**Work instructions**
Please print the full listing exactly.

Dataset entries

— begin —

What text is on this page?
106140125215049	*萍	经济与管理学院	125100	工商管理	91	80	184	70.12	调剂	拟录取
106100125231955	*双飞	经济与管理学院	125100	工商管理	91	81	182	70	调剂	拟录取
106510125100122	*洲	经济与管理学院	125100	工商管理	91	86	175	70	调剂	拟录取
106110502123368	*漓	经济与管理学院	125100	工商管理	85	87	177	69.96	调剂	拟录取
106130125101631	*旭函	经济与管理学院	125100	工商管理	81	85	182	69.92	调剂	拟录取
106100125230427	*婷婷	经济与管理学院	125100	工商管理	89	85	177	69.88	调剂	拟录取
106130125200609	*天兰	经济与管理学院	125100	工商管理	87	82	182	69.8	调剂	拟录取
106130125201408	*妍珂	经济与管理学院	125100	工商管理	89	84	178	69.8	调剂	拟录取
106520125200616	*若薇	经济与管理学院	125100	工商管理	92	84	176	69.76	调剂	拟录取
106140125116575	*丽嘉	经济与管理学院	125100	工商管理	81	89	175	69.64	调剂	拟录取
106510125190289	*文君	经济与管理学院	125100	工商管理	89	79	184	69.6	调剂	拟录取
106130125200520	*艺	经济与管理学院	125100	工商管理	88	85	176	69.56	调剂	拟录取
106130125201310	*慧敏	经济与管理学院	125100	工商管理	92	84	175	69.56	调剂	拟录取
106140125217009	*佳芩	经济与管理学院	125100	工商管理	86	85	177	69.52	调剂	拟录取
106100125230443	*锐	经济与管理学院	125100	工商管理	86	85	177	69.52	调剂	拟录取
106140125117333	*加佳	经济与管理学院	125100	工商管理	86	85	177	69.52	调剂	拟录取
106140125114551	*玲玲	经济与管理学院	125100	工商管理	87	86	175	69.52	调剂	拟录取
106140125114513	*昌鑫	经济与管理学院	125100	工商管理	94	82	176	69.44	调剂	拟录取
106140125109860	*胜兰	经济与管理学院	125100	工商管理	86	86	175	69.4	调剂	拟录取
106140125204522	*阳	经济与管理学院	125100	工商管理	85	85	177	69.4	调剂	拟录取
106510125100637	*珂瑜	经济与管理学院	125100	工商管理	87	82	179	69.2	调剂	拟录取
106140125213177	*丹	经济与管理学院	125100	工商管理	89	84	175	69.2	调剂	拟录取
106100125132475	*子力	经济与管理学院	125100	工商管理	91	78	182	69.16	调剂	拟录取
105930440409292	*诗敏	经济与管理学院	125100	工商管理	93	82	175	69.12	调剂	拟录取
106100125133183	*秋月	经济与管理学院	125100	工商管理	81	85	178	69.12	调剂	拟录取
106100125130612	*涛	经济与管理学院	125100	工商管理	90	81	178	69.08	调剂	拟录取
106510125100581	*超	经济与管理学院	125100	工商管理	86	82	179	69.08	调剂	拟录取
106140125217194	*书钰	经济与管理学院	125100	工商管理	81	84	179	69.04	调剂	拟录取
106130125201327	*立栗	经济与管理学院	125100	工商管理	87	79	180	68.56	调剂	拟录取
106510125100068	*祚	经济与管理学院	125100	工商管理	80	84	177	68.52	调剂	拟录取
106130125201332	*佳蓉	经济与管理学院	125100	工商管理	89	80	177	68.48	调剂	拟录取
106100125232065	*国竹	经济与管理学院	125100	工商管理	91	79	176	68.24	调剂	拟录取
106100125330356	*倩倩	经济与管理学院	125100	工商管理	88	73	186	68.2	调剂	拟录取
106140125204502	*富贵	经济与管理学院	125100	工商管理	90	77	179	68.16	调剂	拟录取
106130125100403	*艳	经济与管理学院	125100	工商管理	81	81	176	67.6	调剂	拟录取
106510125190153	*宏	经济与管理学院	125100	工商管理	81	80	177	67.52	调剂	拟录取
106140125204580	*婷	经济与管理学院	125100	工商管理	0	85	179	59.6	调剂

— end —

**Exercise answer**
What text is on this page?
106140125215049	*萍	经济与管理学院	125100	工商管理	91	80	184	70.12	调剂	拟录取
106100125231955	*双飞	经济与管理学院	125100	工商管理	91	81	182	70	调剂	拟录取
106510125100122	*洲	经济与管理学院	125100	工商管理	91	86	175	70	调剂	拟录取
106110502123368	*漓	经济与管理学院	125100	工商管理	85	87	177	69.96	调剂	拟录取
106130125101631	*旭函	经济与管理学院	125100	工商管理	81	85	182	69.92	调剂	拟录取
106100125230427	*婷婷	经济与管理学院	125100	工商管理	89	85	177	69.88	调剂	拟录取
106130125200609	*天兰	经济与管理学院	125100	工商管理	87	82	182	69.8	调剂	拟录取
106130125201408	*妍珂	经济与管理学院	125100	工商管理	89	84	178	69.8	调剂	拟录取
106520125200616	*若薇	经济与管理学院	125100	工商管理	92	84	176	69.76	调剂	拟录取
106140125116575	*丽嘉	经济与管理学院	125100	工商管理	81	89	175	69.64	调剂	拟录取
106510125190289	*文君	经济与管理学院	125100	工商管理	89	79	184	69.6	调剂	拟录取
106130125200520	*艺	经济与管理学院	125100	工商管理	88	85	176	69.56	调剂	拟录取
106130125201310	*慧敏	经济与管理学院	125100	工商管理	92	84	175	69.56	调剂	拟录取
106140125217009	*佳芩	经济与管理学院	125100	工商管理	86	85	177	69.52	调剂	拟录取
106100125230443	*锐	经济与管理学院	125100	工商管理	86	85	177	69.52	调剂	拟录取
106140125117333	*加佳	经济与管理学院	125100	工商管理	86	85	177	69.52	调剂	拟录取
106140125114551	*玲玲	经济与管理学院	125100	工商管理	87	86	175	69.52	调剂	拟录取
106140125114513	*昌鑫	经济与管理学院	125100	工商管理	94	82	176	69.44	调剂	拟录取
106140125109860	*胜兰	经济与管理学院	125100	工商管理	86	86	175	69.4	调剂	拟录取
106140125204522	*阳	经济与管理学院	125100	工商管理	85	85	177	69.4	调剂	拟录取
106510125100637	*珂瑜	经济与管理学院	125100	工商管理	87	82	179	69.2	调剂	拟录取
106140125213177	*丹	经济与管理学院	125100	工商管理	89	84	175	69.2	调剂	拟录取
106100125132475	*子力	经济与管理学院	125100	工商管理	91	78	182	69.16	调剂	拟录取
105930440409292	*诗敏	经济与管理学院	125100	工商管理	93	82	175	69.12	调剂	拟录取
106100125133183	*秋月	经济与管理学院	125100	工商管理	81	85	178	69.12	调剂	拟录取
106100125130612	*涛	经济与管理学院	125100	工商管理	90	81	178	69.08	调剂	拟录取
106510125100581	*超	经济与管理学院	125100	工商管理	86	82	179	69.08	调剂	拟录取
106140125217194	*书钰	经济与管理学院	125100	工商管理	81	84	179	69.04	调剂	拟录取
106130125201327	*立栗	经济与管理学院	125100	工商管理	87	79	180	68.56	调剂	拟录取
106510125100068	*祚	经济与管理学院	125100	工商管理	80	84	177	68.52	调剂	拟录取
106130125201332	*佳蓉	经济与管理学院	125100	工商管理	89	80	177	68.48	调剂	拟录取
106100125232065	*国竹	经济与管理学院	125100	工商管理	91	79	176	68.24	调剂	拟录取
106100125330356	*倩倩	经济与管理学院	125100	工商管理	88	73	186	68.2	调剂	拟录取
106140125204502	*富贵	经济与管理学院	125100	工商管理	90	77	179	68.16	调剂	拟录取
106130125100403	*艳	经济与管理学院	125100	工商管理	81	81	176	67.6	调剂	拟录取
106510125190153	*宏	经济与管理学院	125100	工商管理	81	80	177	67.52	调剂	拟录取
106140125204580	*婷	经济与管理学院	125100	工商管理	0	85	179	59.6	调剂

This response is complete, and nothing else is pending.